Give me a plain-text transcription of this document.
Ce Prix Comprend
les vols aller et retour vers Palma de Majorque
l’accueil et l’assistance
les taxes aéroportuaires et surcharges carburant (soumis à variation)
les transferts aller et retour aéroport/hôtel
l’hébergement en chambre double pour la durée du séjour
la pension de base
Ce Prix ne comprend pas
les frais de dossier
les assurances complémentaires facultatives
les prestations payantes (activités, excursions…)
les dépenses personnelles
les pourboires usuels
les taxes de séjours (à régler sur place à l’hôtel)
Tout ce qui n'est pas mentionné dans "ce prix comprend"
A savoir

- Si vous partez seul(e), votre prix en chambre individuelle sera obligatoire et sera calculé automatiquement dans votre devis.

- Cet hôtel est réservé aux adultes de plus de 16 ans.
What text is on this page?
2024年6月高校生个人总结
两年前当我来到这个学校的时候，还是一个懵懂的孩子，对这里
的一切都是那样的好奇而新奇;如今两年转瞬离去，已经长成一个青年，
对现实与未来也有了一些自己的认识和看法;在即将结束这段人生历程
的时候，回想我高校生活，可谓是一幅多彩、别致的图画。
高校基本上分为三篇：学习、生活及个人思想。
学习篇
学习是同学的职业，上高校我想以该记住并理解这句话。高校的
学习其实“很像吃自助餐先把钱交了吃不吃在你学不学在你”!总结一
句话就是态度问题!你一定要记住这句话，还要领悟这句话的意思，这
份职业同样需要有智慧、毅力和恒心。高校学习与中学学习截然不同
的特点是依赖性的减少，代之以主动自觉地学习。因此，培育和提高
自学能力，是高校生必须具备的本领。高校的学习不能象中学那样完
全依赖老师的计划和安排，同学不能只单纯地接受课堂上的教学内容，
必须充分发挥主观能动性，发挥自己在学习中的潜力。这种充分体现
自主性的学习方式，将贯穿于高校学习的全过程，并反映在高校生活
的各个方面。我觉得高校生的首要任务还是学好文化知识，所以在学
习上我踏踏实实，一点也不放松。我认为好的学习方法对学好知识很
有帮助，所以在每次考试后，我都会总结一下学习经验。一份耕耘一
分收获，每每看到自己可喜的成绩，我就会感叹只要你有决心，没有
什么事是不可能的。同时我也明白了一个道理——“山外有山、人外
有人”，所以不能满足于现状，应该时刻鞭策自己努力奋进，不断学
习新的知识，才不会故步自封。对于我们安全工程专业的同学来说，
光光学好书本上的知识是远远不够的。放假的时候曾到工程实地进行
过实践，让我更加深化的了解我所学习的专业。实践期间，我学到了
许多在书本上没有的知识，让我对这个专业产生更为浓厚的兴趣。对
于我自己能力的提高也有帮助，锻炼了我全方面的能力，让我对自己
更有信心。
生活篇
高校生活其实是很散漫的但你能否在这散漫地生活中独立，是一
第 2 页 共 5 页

___

TASK DIRECTIONS —
Show all lines from the data above in which the word "dans" appears.

CORRECT RESPONSE —
Tout ce qui n'est pas mentionné dans "ce prix comprend"
- Si vous partez seul(e), votre prix en chambre individuelle sera obligatoire et sera calculé automatiquement dans votre devis.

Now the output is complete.